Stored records
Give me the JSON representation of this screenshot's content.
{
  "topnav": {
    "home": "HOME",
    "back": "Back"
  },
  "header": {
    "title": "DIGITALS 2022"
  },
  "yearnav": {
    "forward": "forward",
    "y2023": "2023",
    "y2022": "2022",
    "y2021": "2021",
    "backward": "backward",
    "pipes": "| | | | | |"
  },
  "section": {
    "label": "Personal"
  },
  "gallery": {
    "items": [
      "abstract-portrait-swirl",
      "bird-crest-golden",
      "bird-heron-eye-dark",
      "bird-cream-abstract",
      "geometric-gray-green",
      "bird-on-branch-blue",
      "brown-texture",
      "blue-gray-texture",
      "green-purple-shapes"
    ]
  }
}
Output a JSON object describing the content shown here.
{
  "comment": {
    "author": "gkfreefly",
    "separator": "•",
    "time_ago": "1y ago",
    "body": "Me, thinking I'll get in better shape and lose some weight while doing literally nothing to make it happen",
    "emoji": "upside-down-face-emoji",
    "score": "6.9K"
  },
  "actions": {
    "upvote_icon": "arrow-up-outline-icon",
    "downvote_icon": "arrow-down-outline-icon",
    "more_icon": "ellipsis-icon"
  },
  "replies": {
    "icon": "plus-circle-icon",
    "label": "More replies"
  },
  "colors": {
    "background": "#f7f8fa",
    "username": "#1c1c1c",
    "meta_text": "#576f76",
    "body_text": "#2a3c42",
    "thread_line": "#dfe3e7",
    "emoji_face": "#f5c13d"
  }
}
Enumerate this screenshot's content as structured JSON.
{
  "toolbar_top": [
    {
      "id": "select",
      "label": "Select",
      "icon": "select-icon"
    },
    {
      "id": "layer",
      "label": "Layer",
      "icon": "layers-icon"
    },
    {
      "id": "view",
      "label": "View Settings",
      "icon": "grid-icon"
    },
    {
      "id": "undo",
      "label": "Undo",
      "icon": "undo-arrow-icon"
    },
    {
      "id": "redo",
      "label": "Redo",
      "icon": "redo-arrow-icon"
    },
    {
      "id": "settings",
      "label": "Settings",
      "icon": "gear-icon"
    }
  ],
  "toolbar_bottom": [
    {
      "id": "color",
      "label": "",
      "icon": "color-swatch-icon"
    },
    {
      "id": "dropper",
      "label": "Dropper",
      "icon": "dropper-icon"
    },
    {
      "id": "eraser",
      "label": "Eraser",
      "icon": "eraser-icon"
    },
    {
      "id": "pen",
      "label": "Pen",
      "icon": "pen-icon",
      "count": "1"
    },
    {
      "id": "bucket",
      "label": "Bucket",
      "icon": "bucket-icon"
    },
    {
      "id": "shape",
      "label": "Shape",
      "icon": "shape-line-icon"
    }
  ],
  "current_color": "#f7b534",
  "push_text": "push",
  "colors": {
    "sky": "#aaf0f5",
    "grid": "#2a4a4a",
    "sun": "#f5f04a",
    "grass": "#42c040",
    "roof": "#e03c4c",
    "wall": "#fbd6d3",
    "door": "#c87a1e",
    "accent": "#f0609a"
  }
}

EXERCISE DIRECTIONS:
Extract all the entries word for word.

ANSWER TO THE TASK:
Give me the JSON representation of this screenshot's content.
{
  "topnav": {
    "home": "HOME",
    "back": "Back"
  },
  "header": {
    "title": "DIGITALS 2022"
  },
  "yearnav": {
    "forward": "forward",
    "y2023": "2023",
    "y2022": "2022",
    "y2021": "2021",
    "backward": "backward",
    "pipes": "| | | | | |"
  },
  "section": {
    "label": "Personal"
  },
  "gallery": {
    "items": [
      "abstract-portrait-swirl",
      "bird-crest-golden",
      "bird-heron-eye-dark",
      "bird-cream-abstract",
      "geometric-gray-green",
      "bird-on-branch-blue",
      "brown-texture",
      "blue-gray-texture",
      "green-purple-shapes"
    ]
  }
}
Output a JSON object describing the content shown here.
{
  "comment": {
    "author": "gkfreefly",
    "separator": "•",
    "time_ago": "1y ago",
    "body": "Me, thinking I'll get in better shape and lose some weight while doing literally nothing to make it happen",
    "emoji": "upside-down-face-emoji",
    "score": "6.9K"
  },
  "actions": {
    "upvote_icon": "arrow-up-outline-icon",
    "downvote_icon": "arrow-down-outline-icon",
    "more_icon": "ellipsis-icon"
  },
  "replies": {
    "icon": "plus-circle-icon",
    "label": "More replies"
  },
  "colors": {
    "background": "#f7f8fa",
    "username": "#1c1c1c",
    "meta_text": "#576f76",
    "body_text": "#2a3c42",
    "thread_line": "#dfe3e7",
    "emoji_face": "#f5c13d"
  }
}
Enumerate this screenshot's content as structured JSON.
{
  "toolbar_top": [
    {
      "id": "select",
      "label": "Select",
      "icon": "select-icon"
    },
    {
      "id": "layer",
      "label": "Layer",
      "icon": "layers-icon"
    },
    {
      "id": "view",
      "label": "View Settings",
      "icon": "grid-icon"
    },
    {
      "id": "undo",
      "label": "Undo",
      "icon": "undo-arrow-icon"
    },
    {
      "id": "redo",
      "label": "Redo",
      "icon": "redo-arrow-icon"
    },
    {
      "id": "settings",
      "label": "Settings",
      "icon": "gear-icon"
    }
  ],
  "toolbar_bottom": [
    {
      "id": "color",
      "label": "",
      "icon": "color-swatch-icon"
    },
    {
      "id": "dropper",
      "label": "Dropper",
      "icon": "dropper-icon"
    },
    {
      "id": "eraser",
      "label": "Eraser",
      "icon": "eraser-icon"
    },
    {
      "id": "pen",
      "label": "Pen",
      "icon": "pen-icon",
      "count": "1"
    },
    {
      "id": "bucket",
      "label": "Bucket",
      "icon": "bucket-icon"
    },
    {
      "id": "shape",
      "label": "Shape",
      "icon": "shape-line-icon"
    }
  ],
  "current_color": "#f7b534",
  "push_text": "push",
  "colors": {
    "sky": "#aaf0f5",
    "grid": "#2a4a4a",
    "sun": "#f5f04a",
    "grass": "#42c040",
    "roof": "#e03c4c",
    "wall": "#fbd6d3",
    "door": "#c87a1e",
    "accent": "#f0609a"
  }
}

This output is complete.